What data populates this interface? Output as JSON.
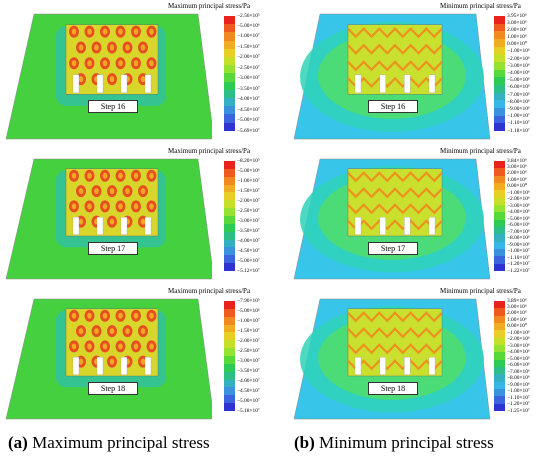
{
  "left_colors": [
    "#e8231c",
    "#ef5a1e",
    "#f0891f",
    "#f0ad21",
    "#e7cf25",
    "#c6e02a",
    "#95e231",
    "#57d93a",
    "#2ccb55",
    "#2bbf87",
    "#33b1c0",
    "#3a92df",
    "#3b64de",
    "#2f33cf"
  ],
  "right_colors": [
    "#e8231c",
    "#ef5a1e",
    "#f0891f",
    "#f0ad21",
    "#e7cf25",
    "#c6e02a",
    "#95e231",
    "#57d93a",
    "#2ccb55",
    "#2bbf87",
    "#33b1c0",
    "#36b7e8",
    "#3a92df",
    "#3b64de",
    "#2f33cf"
  ],
  "left_panels": [
    {
      "title": "Maximum principal stress/Pa",
      "step": "Step 16",
      "ticks": [
        "−2.56×10⁵",
        "−5.00×10⁶",
        "−1.00×10⁷",
        "−1.50×10⁷",
        "−2.00×10⁷",
        "−2.50×10⁷",
        "−3.00×10⁷",
        "−3.50×10⁷",
        "−4.00×10⁷",
        "−4.50×10⁷",
        "−5.00×10⁷",
        "−5.69×10⁷"
      ]
    },
    {
      "title": "Maximum principal stress/Pa",
      "step": "Step 17",
      "ticks": [
        "−8.20×10⁵",
        "−5.00×10⁶",
        "−1.00×10⁷",
        "−1.50×10⁷",
        "−2.00×10⁷",
        "−2.50×10⁷",
        "−3.00×10⁷",
        "−3.50×10⁷",
        "−4.00×10⁷",
        "−4.50×10⁷",
        "−5.00×10⁷",
        "−5.12×10⁷"
      ]
    },
    {
      "title": "Maximum principal stress/Pa",
      "step": "Step 18",
      "ticks": [
        "−7.90×10⁵",
        "−5.00×10⁶",
        "−1.00×10⁷",
        "−1.50×10⁷",
        "−2.00×10⁷",
        "−2.50×10⁷",
        "−3.00×10⁷",
        "−3.50×10⁷",
        "−4.00×10⁷",
        "−4.50×10⁷",
        "−5.00×10⁷",
        "−5.18×10⁷"
      ]
    }
  ],
  "right_panels": [
    {
      "title": "Minimum principal stress/Pa",
      "step": "Step 16",
      "ticks": [
        "3.95×10⁶",
        "3.00×10⁶",
        "2.00×10⁶",
        "1.00×10⁶",
        "0.00×10⁰",
        "−1.00×10⁶",
        "−2.00×10⁶",
        "−3.00×10⁶",
        "−4.00×10⁶",
        "−5.00×10⁶",
        "−6.00×10⁶",
        "−7.00×10⁶",
        "−8.00×10⁶",
        "−9.00×10⁶",
        "−1.00×10⁷",
        "−1.10×10⁷",
        "−1.18×10⁷"
      ]
    },
    {
      "title": "Minimum principal stress/Pa",
      "step": "Step 17",
      "ticks": [
        "3.84×10⁶",
        "3.00×10⁶",
        "2.00×10⁶",
        "1.00×10⁶",
        "0.00×10⁰",
        "−1.00×10⁶",
        "−2.00×10⁶",
        "−3.00×10⁶",
        "−4.00×10⁶",
        "−5.00×10⁶",
        "−6.00×10⁶",
        "−7.00×10⁶",
        "−8.00×10⁶",
        "−9.00×10⁶",
        "−1.00×10⁷",
        "−1.10×10⁷",
        "−1.20×10⁷",
        "−1.22×10⁷"
      ]
    },
    {
      "title": "Minimum principal stress/Pa",
      "step": "Step 18",
      "ticks": [
        "3.89×10⁶",
        "3.00×10⁶",
        "2.00×10⁶",
        "1.00×10⁶",
        "0.00×10⁰",
        "−1.00×10⁶",
        "−2.00×10⁶",
        "−3.00×10⁶",
        "−4.00×10⁶",
        "−5.00×10⁶",
        "−6.00×10⁶",
        "−7.00×10⁶",
        "−8.00×10⁶",
        "−9.00×10⁶",
        "−1.00×10⁷",
        "−1.10×10⁷",
        "−1.20×10⁷",
        "−1.25×10⁷"
      ]
    }
  ],
  "captions": {
    "a_label": "(a)",
    "a_text": "Maximum principal stress",
    "b_label": "(b)",
    "b_text": "Minimum principal stress"
  }
}
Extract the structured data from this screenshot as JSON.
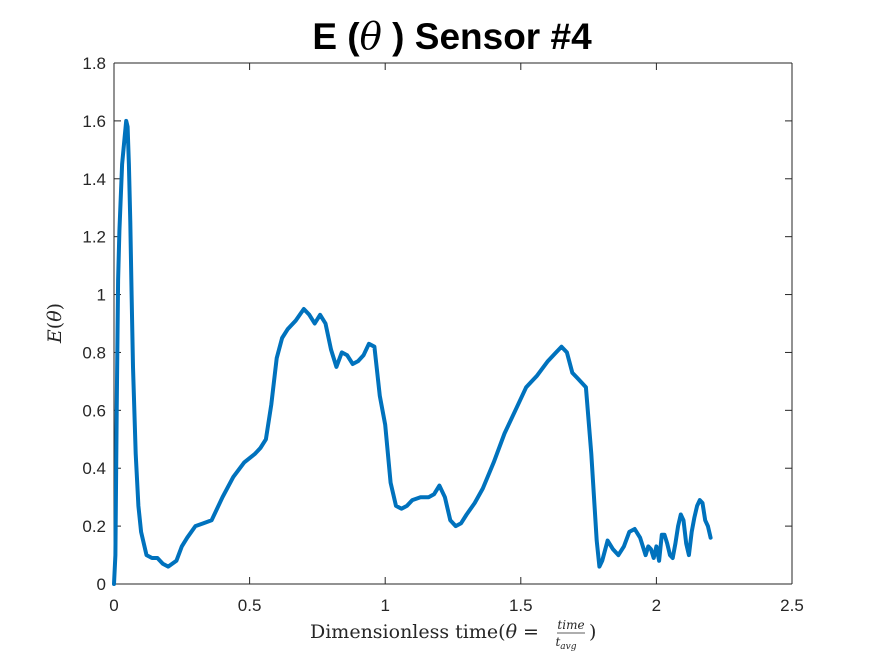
{
  "chart_data": {
    "type": "line",
    "title": "E (θ ) Sensor #4",
    "title_parts": {
      "prefix": "E (",
      "symbol": "θ",
      "suffix": " ) Sensor #4"
    },
    "xlabel": "Dimensionless time(θ = time / t_avg)",
    "xlabel_parts": {
      "text": "Dimensionless time(",
      "theta": "θ",
      "equals": " = ",
      "numerator": "time",
      "denominator": "t",
      "denominator_sub": "avg",
      "close": ")"
    },
    "ylabel": "E(θ)",
    "ylabel_parts": {
      "E": "E",
      "open": "(",
      "theta": "θ",
      "close": ")"
    },
    "xlim": [
      0,
      2.5
    ],
    "ylim": [
      0,
      1.8
    ],
    "xticks": [
      "0",
      "0.5",
      "1",
      "1.5",
      "2",
      "2.5"
    ],
    "yticks": [
      "0",
      "0.2",
      "0.4",
      "0.6",
      "0.8",
      "1",
      "1.2",
      "1.4",
      "1.6",
      "1.8"
    ],
    "grid": false,
    "series": [
      {
        "color": "#0072BD",
        "x": [
          0.0,
          0.005,
          0.01,
          0.015,
          0.02,
          0.03,
          0.04,
          0.045,
          0.05,
          0.055,
          0.06,
          0.065,
          0.07,
          0.08,
          0.09,
          0.1,
          0.12,
          0.14,
          0.16,
          0.18,
          0.2,
          0.23,
          0.25,
          0.27,
          0.3,
          0.33,
          0.36,
          0.4,
          0.44,
          0.48,
          0.52,
          0.54,
          0.56,
          0.58,
          0.6,
          0.62,
          0.64,
          0.67,
          0.7,
          0.72,
          0.74,
          0.76,
          0.78,
          0.8,
          0.82,
          0.84,
          0.86,
          0.88,
          0.9,
          0.92,
          0.94,
          0.96,
          0.98,
          1.0,
          1.02,
          1.04,
          1.06,
          1.08,
          1.1,
          1.13,
          1.16,
          1.18,
          1.2,
          1.22,
          1.24,
          1.26,
          1.28,
          1.3,
          1.33,
          1.36,
          1.4,
          1.44,
          1.48,
          1.52,
          1.56,
          1.6,
          1.63,
          1.65,
          1.67,
          1.69,
          1.71,
          1.74,
          1.76,
          1.78,
          1.79,
          1.8,
          1.82,
          1.84,
          1.86,
          1.88,
          1.9,
          1.92,
          1.94,
          1.96,
          1.97,
          1.98,
          1.99,
          2.0,
          2.01,
          2.02,
          2.03,
          2.04,
          2.05,
          2.06,
          2.07,
          2.08,
          2.09,
          2.1,
          2.11,
          2.12,
          2.13,
          2.14,
          2.15,
          2.16,
          2.17,
          2.18,
          2.19,
          2.2
        ],
        "y": [
          0.0,
          0.1,
          0.6,
          1.05,
          1.22,
          1.45,
          1.55,
          1.6,
          1.58,
          1.45,
          1.25,
          1.0,
          0.75,
          0.45,
          0.27,
          0.18,
          0.1,
          0.09,
          0.09,
          0.07,
          0.06,
          0.08,
          0.13,
          0.16,
          0.2,
          0.21,
          0.22,
          0.3,
          0.37,
          0.42,
          0.45,
          0.47,
          0.5,
          0.62,
          0.78,
          0.85,
          0.88,
          0.91,
          0.95,
          0.93,
          0.9,
          0.93,
          0.9,
          0.81,
          0.75,
          0.8,
          0.79,
          0.76,
          0.77,
          0.79,
          0.83,
          0.82,
          0.65,
          0.55,
          0.35,
          0.27,
          0.26,
          0.27,
          0.29,
          0.3,
          0.3,
          0.31,
          0.34,
          0.3,
          0.22,
          0.2,
          0.21,
          0.24,
          0.28,
          0.33,
          0.42,
          0.52,
          0.6,
          0.68,
          0.72,
          0.77,
          0.8,
          0.82,
          0.8,
          0.73,
          0.71,
          0.68,
          0.45,
          0.15,
          0.06,
          0.08,
          0.15,
          0.12,
          0.1,
          0.13,
          0.18,
          0.19,
          0.16,
          0.1,
          0.13,
          0.12,
          0.09,
          0.13,
          0.08,
          0.17,
          0.17,
          0.14,
          0.1,
          0.09,
          0.14,
          0.2,
          0.24,
          0.22,
          0.14,
          0.1,
          0.18,
          0.23,
          0.27,
          0.29,
          0.28,
          0.22,
          0.2,
          0.16
        ]
      }
    ]
  }
}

- PROBLEM -
From the listing above, copy every line that holds the string "time".

- WORKED ANSWER -
    "xlabel": "Dimensionless time(θ = time / t_avg)",
      "text": "Dimensionless time(",
      "numerator": "time",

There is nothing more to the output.